⟨
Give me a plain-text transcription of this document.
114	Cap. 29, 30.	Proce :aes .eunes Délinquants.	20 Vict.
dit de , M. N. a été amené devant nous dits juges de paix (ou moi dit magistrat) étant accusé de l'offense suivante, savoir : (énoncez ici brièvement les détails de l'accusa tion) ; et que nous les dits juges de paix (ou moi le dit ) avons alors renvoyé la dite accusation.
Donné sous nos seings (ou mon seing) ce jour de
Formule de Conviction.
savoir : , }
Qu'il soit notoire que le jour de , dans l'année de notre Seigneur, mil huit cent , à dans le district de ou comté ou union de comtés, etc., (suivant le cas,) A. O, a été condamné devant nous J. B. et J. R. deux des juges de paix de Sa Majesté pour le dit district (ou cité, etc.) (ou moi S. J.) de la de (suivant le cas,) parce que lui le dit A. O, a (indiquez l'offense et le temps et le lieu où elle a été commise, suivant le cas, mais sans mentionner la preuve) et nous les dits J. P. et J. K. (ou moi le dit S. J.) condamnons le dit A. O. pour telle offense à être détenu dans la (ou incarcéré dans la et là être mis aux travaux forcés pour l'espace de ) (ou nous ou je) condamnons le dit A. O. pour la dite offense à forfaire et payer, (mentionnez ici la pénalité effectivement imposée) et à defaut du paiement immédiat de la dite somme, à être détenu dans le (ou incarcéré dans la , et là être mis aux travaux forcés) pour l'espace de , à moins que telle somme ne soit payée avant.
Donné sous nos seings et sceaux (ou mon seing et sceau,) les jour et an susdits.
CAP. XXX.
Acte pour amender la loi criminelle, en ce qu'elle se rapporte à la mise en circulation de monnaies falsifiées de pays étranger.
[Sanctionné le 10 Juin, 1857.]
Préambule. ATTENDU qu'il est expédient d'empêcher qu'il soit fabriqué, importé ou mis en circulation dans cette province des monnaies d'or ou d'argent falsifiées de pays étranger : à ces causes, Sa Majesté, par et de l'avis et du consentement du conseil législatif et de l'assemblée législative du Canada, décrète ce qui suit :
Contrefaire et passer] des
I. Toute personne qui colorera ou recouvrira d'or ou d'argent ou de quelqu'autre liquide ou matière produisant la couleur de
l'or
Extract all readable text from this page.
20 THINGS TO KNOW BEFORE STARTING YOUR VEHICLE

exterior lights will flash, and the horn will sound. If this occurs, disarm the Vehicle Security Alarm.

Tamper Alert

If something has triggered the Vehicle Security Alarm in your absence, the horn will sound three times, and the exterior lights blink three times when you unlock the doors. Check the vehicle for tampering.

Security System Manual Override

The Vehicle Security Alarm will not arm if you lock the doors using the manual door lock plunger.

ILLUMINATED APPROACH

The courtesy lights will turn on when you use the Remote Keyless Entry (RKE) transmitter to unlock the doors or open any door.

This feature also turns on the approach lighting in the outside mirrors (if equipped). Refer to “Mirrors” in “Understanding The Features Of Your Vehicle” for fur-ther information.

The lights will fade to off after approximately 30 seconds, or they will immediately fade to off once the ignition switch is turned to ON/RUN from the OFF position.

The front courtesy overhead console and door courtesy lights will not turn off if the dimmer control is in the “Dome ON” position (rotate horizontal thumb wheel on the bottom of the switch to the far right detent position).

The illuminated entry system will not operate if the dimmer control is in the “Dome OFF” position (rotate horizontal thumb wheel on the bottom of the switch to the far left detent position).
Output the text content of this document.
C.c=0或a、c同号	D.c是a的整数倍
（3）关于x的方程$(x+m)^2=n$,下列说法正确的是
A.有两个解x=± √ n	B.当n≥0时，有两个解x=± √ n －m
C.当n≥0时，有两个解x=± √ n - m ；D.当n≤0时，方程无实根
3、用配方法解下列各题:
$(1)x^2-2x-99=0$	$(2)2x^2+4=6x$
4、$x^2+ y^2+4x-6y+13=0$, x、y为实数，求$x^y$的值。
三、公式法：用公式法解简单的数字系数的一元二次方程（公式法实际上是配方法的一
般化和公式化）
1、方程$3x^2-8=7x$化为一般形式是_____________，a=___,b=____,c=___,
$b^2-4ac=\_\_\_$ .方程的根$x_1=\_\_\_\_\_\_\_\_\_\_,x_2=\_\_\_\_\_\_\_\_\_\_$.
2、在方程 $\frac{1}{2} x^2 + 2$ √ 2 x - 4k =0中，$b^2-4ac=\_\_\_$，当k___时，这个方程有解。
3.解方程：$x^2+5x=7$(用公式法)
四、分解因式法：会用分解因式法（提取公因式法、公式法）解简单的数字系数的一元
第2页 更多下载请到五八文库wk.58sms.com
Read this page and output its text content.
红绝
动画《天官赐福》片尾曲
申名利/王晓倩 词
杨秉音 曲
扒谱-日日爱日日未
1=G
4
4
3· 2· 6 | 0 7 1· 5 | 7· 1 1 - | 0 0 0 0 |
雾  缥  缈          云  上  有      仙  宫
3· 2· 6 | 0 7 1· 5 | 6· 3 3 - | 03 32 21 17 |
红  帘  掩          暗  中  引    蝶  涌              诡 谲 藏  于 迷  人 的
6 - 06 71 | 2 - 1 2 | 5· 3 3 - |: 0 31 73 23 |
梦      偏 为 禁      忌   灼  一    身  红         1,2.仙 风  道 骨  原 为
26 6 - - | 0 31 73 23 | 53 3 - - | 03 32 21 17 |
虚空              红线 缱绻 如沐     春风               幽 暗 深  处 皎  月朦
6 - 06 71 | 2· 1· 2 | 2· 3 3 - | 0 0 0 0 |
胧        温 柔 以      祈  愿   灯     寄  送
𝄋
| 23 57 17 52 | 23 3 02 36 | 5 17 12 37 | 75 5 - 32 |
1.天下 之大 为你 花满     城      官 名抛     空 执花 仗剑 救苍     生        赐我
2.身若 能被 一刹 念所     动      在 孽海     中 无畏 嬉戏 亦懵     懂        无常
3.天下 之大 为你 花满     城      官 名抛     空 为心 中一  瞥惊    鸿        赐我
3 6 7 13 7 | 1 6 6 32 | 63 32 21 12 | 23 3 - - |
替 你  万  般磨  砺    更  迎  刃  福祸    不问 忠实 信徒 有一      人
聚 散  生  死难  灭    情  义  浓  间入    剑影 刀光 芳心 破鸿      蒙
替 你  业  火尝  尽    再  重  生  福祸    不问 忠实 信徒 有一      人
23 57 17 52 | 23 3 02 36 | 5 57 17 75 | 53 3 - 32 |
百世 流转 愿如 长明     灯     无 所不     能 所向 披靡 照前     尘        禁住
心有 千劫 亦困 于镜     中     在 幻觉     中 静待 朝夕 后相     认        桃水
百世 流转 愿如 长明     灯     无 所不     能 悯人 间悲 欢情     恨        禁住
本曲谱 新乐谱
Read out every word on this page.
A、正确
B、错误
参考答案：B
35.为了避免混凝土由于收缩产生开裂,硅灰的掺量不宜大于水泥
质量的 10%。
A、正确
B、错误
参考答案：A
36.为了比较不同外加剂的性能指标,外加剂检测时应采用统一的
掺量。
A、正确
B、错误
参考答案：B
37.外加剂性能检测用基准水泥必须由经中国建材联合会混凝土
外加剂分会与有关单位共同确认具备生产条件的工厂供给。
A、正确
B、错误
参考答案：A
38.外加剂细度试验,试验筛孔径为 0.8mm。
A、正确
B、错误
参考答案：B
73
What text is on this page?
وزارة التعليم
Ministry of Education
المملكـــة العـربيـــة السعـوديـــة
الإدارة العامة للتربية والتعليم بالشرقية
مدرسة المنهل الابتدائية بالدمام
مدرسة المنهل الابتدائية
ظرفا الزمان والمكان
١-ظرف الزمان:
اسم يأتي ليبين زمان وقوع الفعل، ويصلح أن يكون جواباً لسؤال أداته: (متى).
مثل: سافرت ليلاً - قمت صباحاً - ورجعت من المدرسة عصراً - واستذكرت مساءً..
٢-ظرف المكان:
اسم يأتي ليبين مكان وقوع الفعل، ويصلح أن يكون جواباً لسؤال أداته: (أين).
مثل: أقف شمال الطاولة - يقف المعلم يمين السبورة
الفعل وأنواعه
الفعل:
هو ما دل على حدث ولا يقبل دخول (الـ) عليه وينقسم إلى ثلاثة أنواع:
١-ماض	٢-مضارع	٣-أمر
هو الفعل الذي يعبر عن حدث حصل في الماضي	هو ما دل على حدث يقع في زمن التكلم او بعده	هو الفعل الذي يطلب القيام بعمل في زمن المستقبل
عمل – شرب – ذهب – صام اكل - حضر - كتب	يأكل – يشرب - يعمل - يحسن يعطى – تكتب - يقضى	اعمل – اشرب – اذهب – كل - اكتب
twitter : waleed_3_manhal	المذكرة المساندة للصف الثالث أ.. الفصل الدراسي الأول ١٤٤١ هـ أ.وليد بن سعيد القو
⟩
Count the lines that include the word "exterior" and state the result as a bare number.

2